## OBJECTIVE
In the records that follow, locate every line with "puertos" and extract it.

☆ ☆ ☆ ☆ ☆ ☆ ☆

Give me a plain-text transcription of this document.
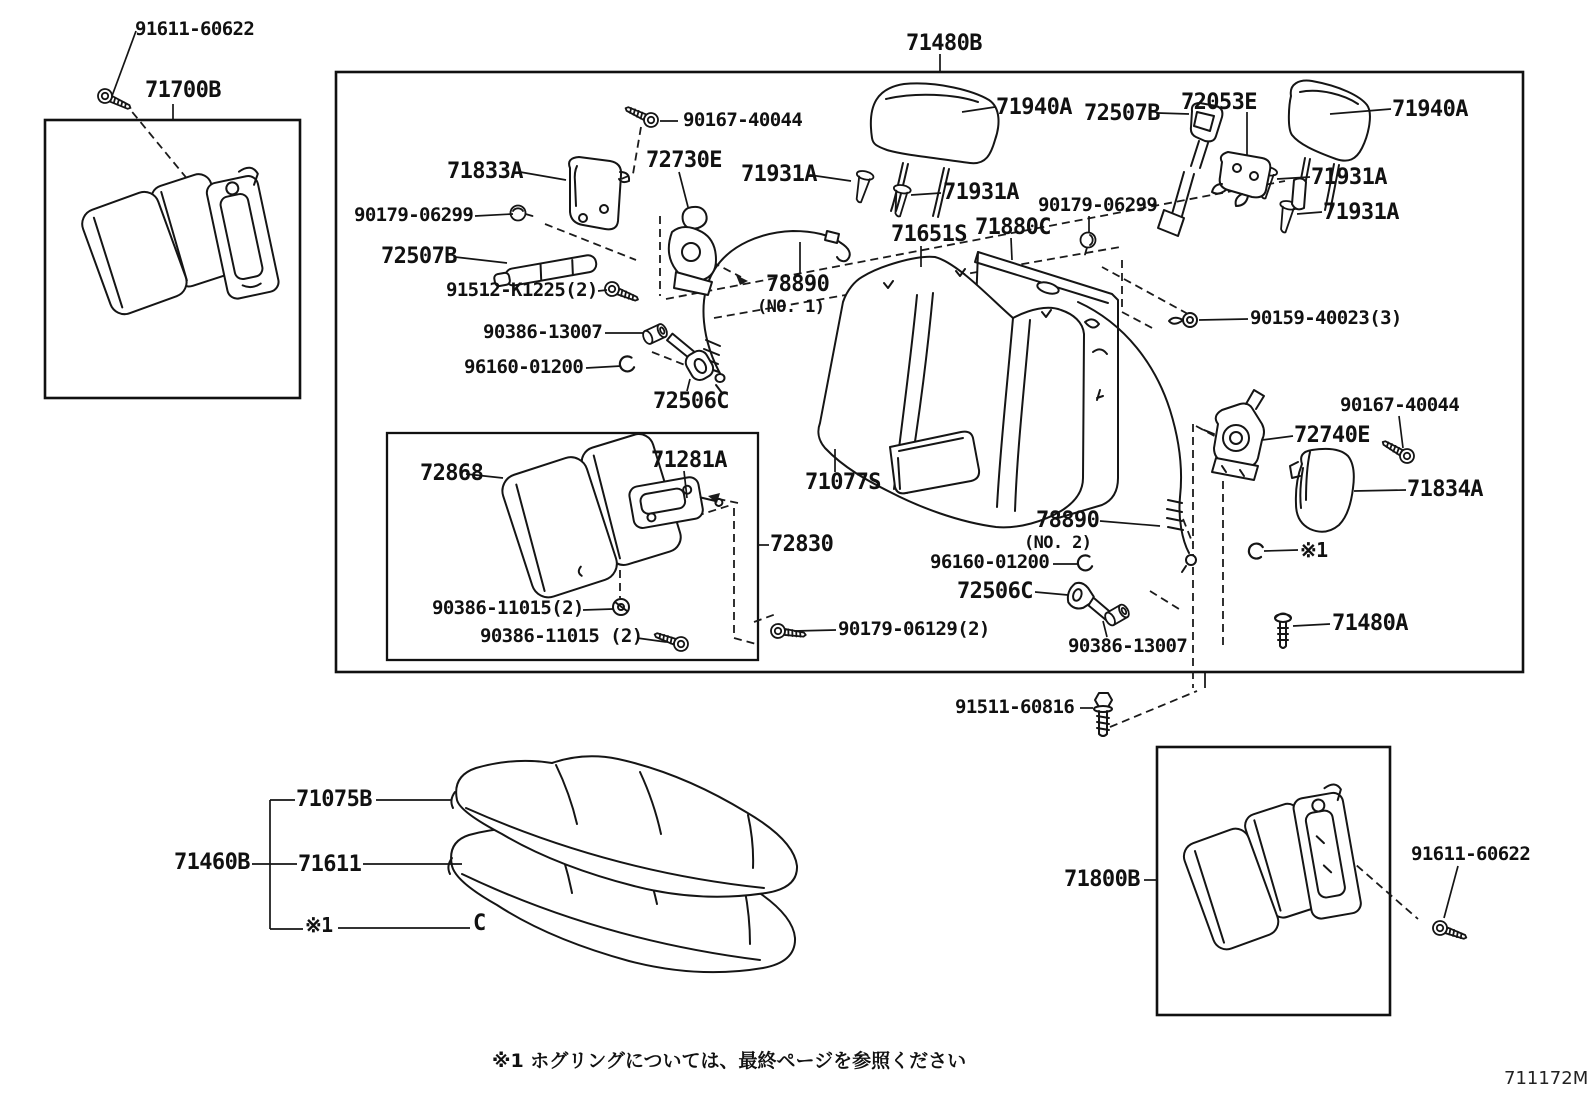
91611-60622
71700B
71480B
90167-40044
71833A	72730E
71931A
71931A
71940A 72507B 72053E	71940A
71931A
71931A
90179-06299
71651S 71880C
90179-06299
72507B
91512-K1225(2)
90386-13007
96160-01200
72506C
78890
(NO. 1)
71077S
90159-40023(3)
90167-40044
72740E
71834A
※1
71480A
72868
71281A
72830
90386-11015(2)
90386-11015 (2)	90179-06129(2)
96160-01200
72506C
78890
(NO. 2)
90386-13007
91511-60816
71075B
71460B 71611
※1	C
71800B
91611-60622
※1 ホグリングについては、最終ページを参照ください
711172M
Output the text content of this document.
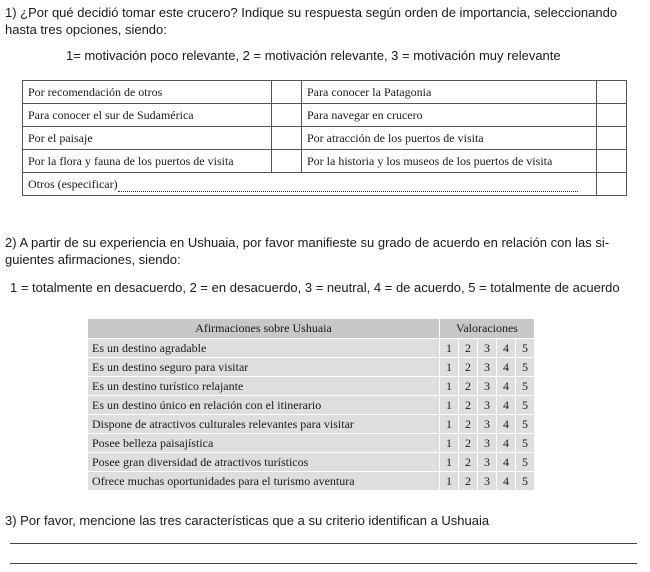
1) ¿Por qué decidió tomar este crucero? Indique su respuesta según orden de importancia, seleccionando hasta tres opciones, siendo:
1= motivación poco relevante, 2 = motivación relevante, 3 = motivación muy relevante
Por recomendación de otros		Para conocer la Patagonia	
Para conocer el sur de Sudamérica		Para navegar en crucero	
Por el paisaje		Por atracción de los puertos de visita	
Por la flora y fauna de los puertos de visita		Por la historia y los museos de los puertos de visita	
Otros (especificar)			
2) A partir de su experiencia en Ushuaia, por favor manifieste su grado de acuerdo en relación con las si-guientes afirmaciones, siendo:
1 = totalmente en desacuerdo, 2 = en desacuerdo, 3 = neutral, 4 = de acuerdo, 5 = totalmente de acuerdo
Afirmaciones sobre Ushuaia	Valoraciones				
Es un destino agradable	1	2	3	4	5
Es un destino seguro para visitar	1	2	3	4	5
Es un destino turístico relajante	1	2	3	4	5
Es un destino único en relación con el itinerario	1	2	3	4	5
Dispone de atractivos culturales relevantes para visitar	1	2	3	4	5
Posee belleza paisajística	1	2	3	4	5
Posee gran diversidad de atractivos turísticos	1	2	3	4	5
Ofrece muchas oportunidades para el turismo aventura	1	2	3	4	5
3) Por favor, mencione las tres características que a su criterio identifican a Ushuaia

☆ ☆ ☆ ☆ ☆ ☆ ☆

## ANSWER
Por el paisaje		Por atracción de los puertos de visita	
Por la flora y fauna de los puertos de visita		Por la historia y los museos de los puertos de visita	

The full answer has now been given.